## 作業内容
以下のデータ全体で「open-circle-point」を「hollow-circle-marker」に置き換え、その他は一切変更せずに各行を改めて示してください。なお、画像は解答に含めないでください。

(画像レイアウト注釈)
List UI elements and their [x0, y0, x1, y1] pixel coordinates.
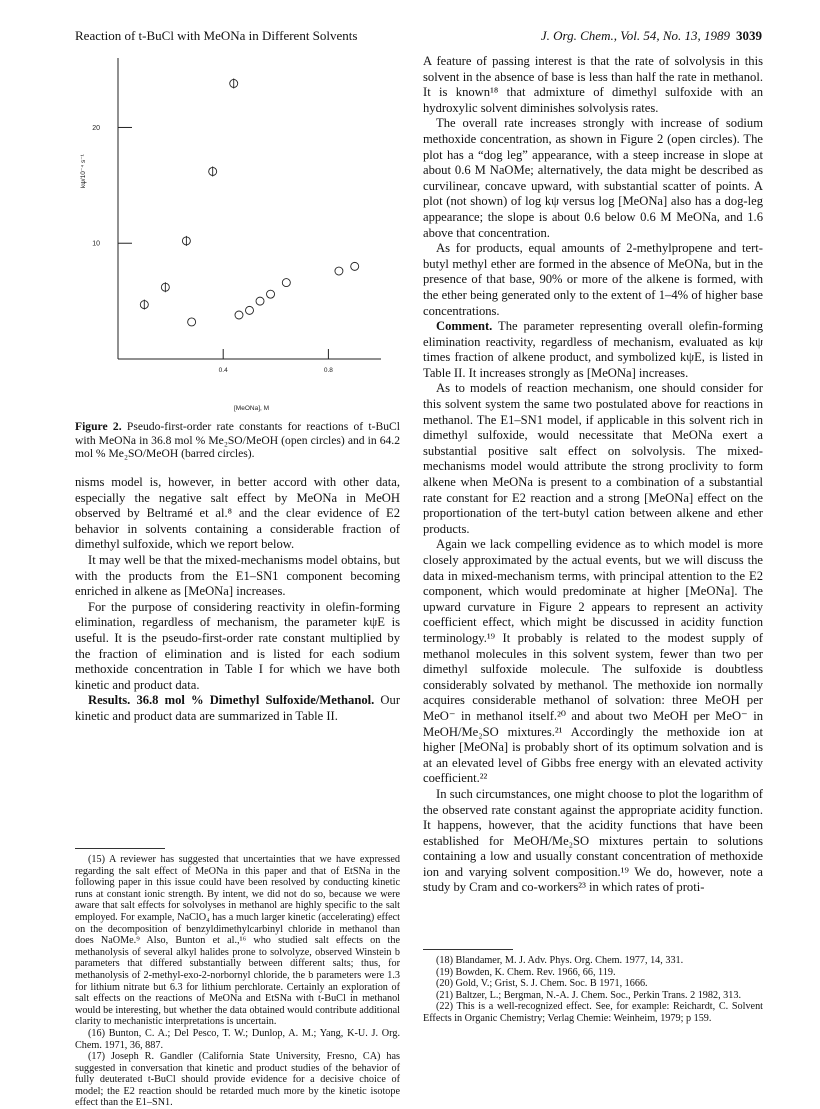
open-circle-point	[188, 318, 196, 326]
figure-2	[75, 50, 405, 380]
footnotes-left	[75, 854, 400, 1109]
paragraph: As to models of reaction mechanism, one should consider for this solvent system the same two postulated above for reactions in methanol. The E1–SN1 model, if applicable in this solvent rich in dimethyl sulfoxide, would necessitate that MeONa exert a substantial positive salt effect on solvolysis. The mixed-mechanisms model would attribute the strong proclivity to form alkene when MeONa is present to a combination of a substantial rate constant for E2 reaction and a strong [MeONa] effect on the proportionation of the tert-butyl cation between alkene and ether products.	[423, 381, 763, 536]
running-header-journal	[541, 28, 762, 44]
footnote: (17) Joseph R. Gandler (California State University, Fresno, CA) has suggested in conversation that kinetic and product studies of the behavior of fully deuterated t-BuCl should provide evidence for a decisive choice of model; the E2 reaction should be retarded much more by the kinetic isotope effect than the E1–SN1.	[75, 1051, 400, 1109]
open-circle-point	[256, 297, 264, 305]
comment-paragraph: Comment. The parameter representing overall olefin-forming elimination reactivity, regardless of mechanism, evaluated as kψ times fraction of alkene product, and symbolized kψE, is listed in Table II. It increases strongly as [MeONa] increases.	[423, 319, 763, 380]
footnote: (21) Baltzer, L.; Bergman, N.-A. J. Chem. Soc., Perkin Trans. 2 1982, 313.	[436, 989, 742, 1001]
open-circle-point	[282, 279, 290, 287]
footnote: (19) Bowden, K. Chem. Rev. 1966, 66, 119.	[436, 966, 616, 978]
running-header-title: Reaction of t-BuCl with MeONa in Different Solvents	[75, 28, 358, 43]
footnotes-right	[423, 955, 763, 1025]
footnote: (15) A reviewer has suggested that uncertainties that we have expressed regarding the salt effect of MeONa in this paper and that of EtSNa in the following paper in this issue could have been resolved by conducting kinetic runs at constant ionic strength. By intent, we did not do so, because we were aware that salt effects for solvolyses in methanol are highly specific to the salt employed. For example, NaClO₄ has a much larger kinetic (accelerating) effect on the decomposition of benzyldimethylcarbinyl chloride in methanol than does NaOMe.⁹ Also, Bunton et al.,¹⁶ who studied salt effects on the methanolysis of several alkyl halides prone to solvolyze, observed Winstein b parameters that differed substantially between different salts; thus, for methanolysis of 2-methyl-exo-2-norbornyl chloride, the b parameters were 1.3 for lithium nitrate but 6.3 for lithium perchlorate. Certainly an exploration of salt effects on the reactions of MeONa and EtSNa with t-BuCl in methanol would be interesting, but whether the data obtained would contribute additional clarity to mechanistic interpretations is uncertain.	[75, 854, 400, 1028]
footnote: (22) This is a well-recognized effect. See, for example: Reichardt, C. Solvent Effects in Organic Chemistry; Verlag Chemie: Weinheim, 1979; p 159.	[423, 1001, 763, 1024]
open-circle-point	[335, 267, 343, 275]
footnote: (16) Bunton, C. A.; Del Pesco, T. W.; Dunlop, A. M.; Yang, K-U. J. Org. Chem. 1971, 36, 887.	[75, 1027, 400, 1051]
paragraph: Again we lack compelling evidence as to which model is more closely approximated by the actual events, but we will discuss the data in mixed-mechanism terms, with principal attention to the E2 component, which would predominate at higher [MeONa]. The upward curvature in Figure 2 appears to represent an activity coefficient effect, which might be discussed in acidity function terminology.¹⁹ It probably is related to the modest supply of methanol molecules in this solvent system, fewer than two per dimethyl sulfoxide molecule. The sulfoxide is doubtless considerably solvated by methanol. The methoxide ion normally acquires considerable methanol of solvation: three MeOH per MeO⁻ in methanol itself.²⁰ and about two MeOH per MeO⁻ in MeOH/Me₂SO mixtures.²¹ Accordingly the methoxide ion at higher [MeONa] is probably short of its optimum solvation and is at an elevated level of Gibbs free energy with an elevated activity coefficient.²²	[423, 537, 763, 786]
comment-heading: Comment.	[436, 319, 493, 334]
paragraph: The overall rate increases strongly with increase of sodium methoxide concentration, as shown in Figure 2 (open circles). The plot has a “dog leg” appearance, with a steep increase in slope at about 0.6 M NaOMe; alternatively, the data might be described as curvilinear, concave upward, with substantial scatter of points. A plot (not shown) of log kψ versus log [MeONa] also has a dog-leg appearance; the slope is about 0.6 below 0.6 M MeONa, and 1.6 above that concentration.	[423, 116, 763, 240]
x-tick-label: 0.4	[218, 367, 228, 374]
open-circle-point	[235, 311, 243, 319]
y-axis-label: kψ/10⁻⁴ s⁻¹	[80, 154, 87, 188]
results-heading: Results. 36.8 mol % Dimethyl Sulfoxide/Methanol.	[88, 693, 375, 708]
open-circle-point	[246, 306, 254, 314]
footnote-rule-left	[75, 848, 165, 849]
caption-label: Figure 2.	[75, 420, 122, 433]
x-axis-label: [MeONa], M	[234, 405, 270, 412]
results-paragraph: Results. 36.8 mol % Dimethyl Sulfoxide/Methanol. Our kinetic and product data are summarized in Table II.	[75, 693, 401, 723]
open-circle-point	[351, 262, 359, 270]
paragraph: For the purpose of considering reactivity in olefin-forming elimination, regardless of mechanism, the parameter kψE is useful. It is the pseudo-first-order rate constant multiplied by the fraction of elimination and is listed for each sodium methoxide concentration in Table I for which we have both kinetic and product data.	[75, 599, 400, 692]
journal-citation: J. Org. Chem., Vol. 54, No. 13, 1989	[540, 28, 730, 43]
y-tick-label: 10	[92, 240, 100, 248]
paragraph: A feature of passing interest is that the rate of solvolysis in this solvent in the absence of base is less than half the rate in methanol. It is known¹⁸ that admixture of dimethyl sulfoxide with an hydroxylic solvent diminishes solvolysis rates.	[423, 54, 763, 115]
page-number: 3039	[736, 28, 762, 43]
paragraph: As for products, equal amounts of 2-methylpropene and tert-butyl methyl ether are formed in the absence of MeONa, but in the presence of that base, 90% or more of the alkene is formed, with the ether being generated only to the extent of 1–4% of higher base concentrations.	[423, 241, 763, 318]
paragraph: nisms model is, however, in better accord with other data, especially the negative salt effect by MeONa in MeOH observed by Beltramé et al.⁸ and the clear evidence of E2 behavior in solvents containing a considerable fraction of dimethyl sulfoxide, which we report below.	[75, 475, 400, 552]
right-column	[423, 54, 763, 896]
paragraph: It may well be that the mixed-mechanisms model obtains, but with the products from the E1–SN1 component becoming enriched in alkene as [MeONa] increases.	[75, 552, 400, 599]
figure-2-plot	[75, 50, 405, 380]
paragraph: In such circumstances, one might choose to plot the logarithm of the observed rate constant against the appropriate acidity function. It happens, however, that the acidity functions that have been established for MeOH/Me₂SO mixtures pertain to solutions containing a low and usually constant concentration of methoxide ion and varying solvent composition.¹⁹ We do, however, note a study by Cram and co-workers²³ in which rates of proti-	[423, 786, 763, 895]
x-tick-label: 0.8	[323, 367, 333, 374]
footnote-rule-right	[423, 949, 513, 950]
footnote: (18) Blandamer, M. J. Adv. Phys. Org. Chem. 1977, 14, 331.	[436, 955, 684, 966]
y-tick-label: 20	[92, 124, 100, 132]
figure-caption	[75, 420, 400, 461]
caption-text: Pseudo-first-order rate constants for reactions of t-BuCl with MeONa in 36.8 mol % Me₂SO/MeOH (open circles) and in 64.2 mol % Me₂SO/MeOH (barred circles).	[75, 420, 400, 461]
left-column	[75, 475, 400, 725]
footnote: (20) Gold, V.; Grist, S. J. Chem. Soc. B 1971, 1666.	[436, 978, 648, 990]
open-circle-point	[267, 290, 275, 298]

## 期待される解答
List UI elements and their [x0, y0, x1, y1] pixel coordinates.
hollow-circle-marker	[188, 318, 196, 326]
figure-2	[75, 50, 405, 380]
footnotes-left	[75, 854, 400, 1109]
paragraph: As to models of reaction mechanism, one should consider for this solvent system the same two postulated above for reactions in methanol. The E1–SN1 model, if applicable in this solvent rich in dimethyl sulfoxide, would necessitate that MeONa exert a substantial positive salt effect on solvolysis. The mixed-mechanisms model would attribute the strong proclivity to form alkene when MeONa is present to a combination of a substantial rate constant for E2 reaction and a strong [MeONa] effect on the proportionation of the tert-butyl cation between alkene and ether products.	[423, 381, 763, 536]
running-header-journal	[541, 28, 762, 44]
footnote: (17) Joseph R. Gandler (California State University, Fresno, CA) has suggested in conversation that kinetic and product studies of the behavior of fully deuterated t-BuCl should provide evidence for a decisive choice of model; the E2 reaction should be retarded much more by the kinetic isotope effect than the E1–SN1.	[75, 1051, 400, 1109]
hollow-circle-marker	[256, 297, 264, 305]
comment-paragraph: Comment. The parameter representing overall olefin-forming elimination reactivity, regardless of mechanism, evaluated as kψ times fraction of alkene product, and symbolized kψE, is listed in Table II. It increases strongly as [MeONa] increases.	[423, 319, 763, 380]
footnote: (21) Baltzer, L.; Bergman, N.-A. J. Chem. Soc., Perkin Trans. 2 1982, 313.	[436, 989, 742, 1001]
hollow-circle-marker	[282, 279, 290, 287]
footnote: (19) Bowden, K. Chem. Rev. 1966, 66, 119.	[436, 966, 616, 978]
running-header-title: Reaction of t-BuCl with MeONa in Different Solvents	[75, 28, 358, 43]
footnotes-right	[423, 955, 763, 1025]
footnote: (15) A reviewer has suggested that uncertainties that we have expressed regarding the salt effect of MeONa in this paper and that of EtSNa in the following paper in this issue could have been resolved by conducting kinetic runs at constant ionic strength. By intent, we did not do so, because we were aware that salt effects for solvolyses in methanol are highly specific to the salt employed. For example, NaClO₄ has a much larger kinetic (accelerating) effect on the decomposition of benzyldimethylcarbinyl chloride in methanol than does NaOMe.⁹ Also, Bunton et al.,¹⁶ who studied salt effects on the methanolysis of several alkyl halides prone to solvolyze, observed Winstein b parameters that differed substantially between different salts; thus, for methanolysis of 2-methyl-exo-2-norbornyl chloride, the b parameters were 1.3 for lithium nitrate but 6.3 for lithium perchlorate. Certainly an exploration of salt effects on the reactions of MeONa and EtSNa with t-BuCl in methanol would be interesting, but whether the data obtained would contribute additional clarity to mechanistic interpretations is uncertain.	[75, 854, 400, 1028]
footnote: (22) This is a well-recognized effect. See, for example: Reichardt, C. Solvent Effects in Organic Chemistry; Verlag Chemie: Weinheim, 1979; p 159.	[423, 1001, 763, 1024]
hollow-circle-marker	[335, 267, 343, 275]
footnote: (16) Bunton, C. A.; Del Pesco, T. W.; Dunlop, A. M.; Yang, K-U. J. Org. Chem. 1971, 36, 887.	[75, 1027, 400, 1051]
paragraph: Again we lack compelling evidence as to which model is more closely approximated by the actual events, but we will discuss the data in mixed-mechanism terms, with principal attention to the E2 component, which would predominate at higher [MeONa]. The upward curvature in Figure 2 appears to represent an activity coefficient effect, which might be discussed in acidity function terminology.¹⁹ It probably is related to the modest supply of methanol molecules in this solvent system, fewer than two per dimethyl sulfoxide molecule. The sulfoxide is doubtless considerably solvated by methanol. The methoxide ion normally acquires considerable methanol of solvation: three MeOH per MeO⁻ in methanol itself.²⁰ and about two MeOH per MeO⁻ in MeOH/Me₂SO mixtures.²¹ Accordingly the methoxide ion at higher [MeONa] is probably short of its optimum solvation and is at an elevated level of Gibbs free energy with an elevated activity coefficient.²²	[423, 537, 763, 786]
comment-heading: Comment.	[436, 319, 493, 334]
paragraph: The overall rate increases strongly with increase of sodium methoxide concentration, as shown in Figure 2 (open circles). The plot has a “dog leg” appearance, with a steep increase in slope at about 0.6 M NaOMe; alternatively, the data might be described as curvilinear, concave upward, with substantial scatter of points. A plot (not shown) of log kψ versus log [MeONa] also has a dog-leg appearance; the slope is about 0.6 below 0.6 M MeONa, and 1.6 above that concentration.	[423, 116, 763, 240]
x-tick-label: 0.4	[218, 367, 228, 374]
hollow-circle-marker	[235, 311, 243, 319]
y-axis-label: kψ/10⁻⁴ s⁻¹	[80, 154, 87, 188]
results-heading: Results. 36.8 mol % Dimethyl Sulfoxide/Methanol.	[88, 693, 375, 708]
hollow-circle-marker	[246, 306, 254, 314]
footnote-rule-left	[75, 848, 165, 849]
caption-label: Figure 2.	[75, 420, 122, 433]
x-axis-label: [MeONa], M	[234, 405, 270, 412]
results-paragraph: Results. 36.8 mol % Dimethyl Sulfoxide/Methanol. Our kinetic and product data are summarized in Table II.	[75, 693, 401, 723]
hollow-circle-marker	[351, 262, 359, 270]
paragraph: For the purpose of considering reactivity in olefin-forming elimination, regardless of mechanism, the parameter kψE is useful. It is the pseudo-first-order rate constant multiplied by the fraction of elimination and is listed for each sodium methoxide concentration in Table I for which we have both kinetic and product data.	[75, 599, 400, 692]
journal-citation: J. Org. Chem., Vol. 54, No. 13, 1989	[540, 28, 730, 43]
y-tick-label: 10	[92, 240, 100, 248]
paragraph: A feature of passing interest is that the rate of solvolysis in this solvent in the absence of base is less than half the rate in methanol. It is known¹⁸ that admixture of dimethyl sulfoxide with an hydroxylic solvent diminishes solvolysis rates.	[423, 54, 763, 115]
page-number: 3039	[736, 28, 762, 43]
paragraph: As for products, equal amounts of 2-methylpropene and tert-butyl methyl ether are formed in the absence of MeONa, but in the presence of that base, 90% or more of the alkene is formed, with the ether being generated only to the extent of 1–4% of higher base concentrations.	[423, 241, 763, 318]
paragraph: nisms model is, however, in better accord with other data, especially the negative salt effect by MeONa in MeOH observed by Beltramé et al.⁸ and the clear evidence of E2 behavior in solvents containing a considerable fraction of dimethyl sulfoxide, which we report below.	[75, 475, 400, 552]
right-column	[423, 54, 763, 896]
paragraph: It may well be that the mixed-mechanisms model obtains, but with the products from the E1–SN1 component becoming enriched in alkene as [MeONa] increases.	[75, 552, 400, 599]
figure-2-plot	[75, 50, 405, 380]
paragraph: In such circumstances, one might choose to plot the logarithm of the observed rate constant against the appropriate acidity function. It happens, however, that the acidity functions that have been established for MeOH/Me₂SO mixtures pertain to solutions containing a low and usually constant concentration of methoxide ion and varying solvent composition.¹⁹ We do, however, note a study by Cram and co-workers²³ in which rates of proti-	[423, 786, 763, 895]
x-tick-label: 0.8	[323, 367, 333, 374]
footnote-rule-right	[423, 949, 513, 950]
footnote: (18) Blandamer, M. J. Adv. Phys. Org. Chem. 1977, 14, 331.	[436, 955, 684, 966]
y-tick-label: 20	[92, 124, 100, 132]
figure-caption	[75, 420, 400, 461]
caption-text: Pseudo-first-order rate constants for reactions of t-BuCl with MeONa in 36.8 mol % Me₂SO/MeOH (open circles) and in 64.2 mol % Me₂SO/MeOH (barred circles).	[75, 420, 400, 461]
left-column	[75, 475, 400, 725]
footnote: (20) Gold, V.; Grist, S. J. Chem. Soc. B 1971, 1666.	[436, 978, 648, 990]
hollow-circle-marker	[267, 290, 275, 298]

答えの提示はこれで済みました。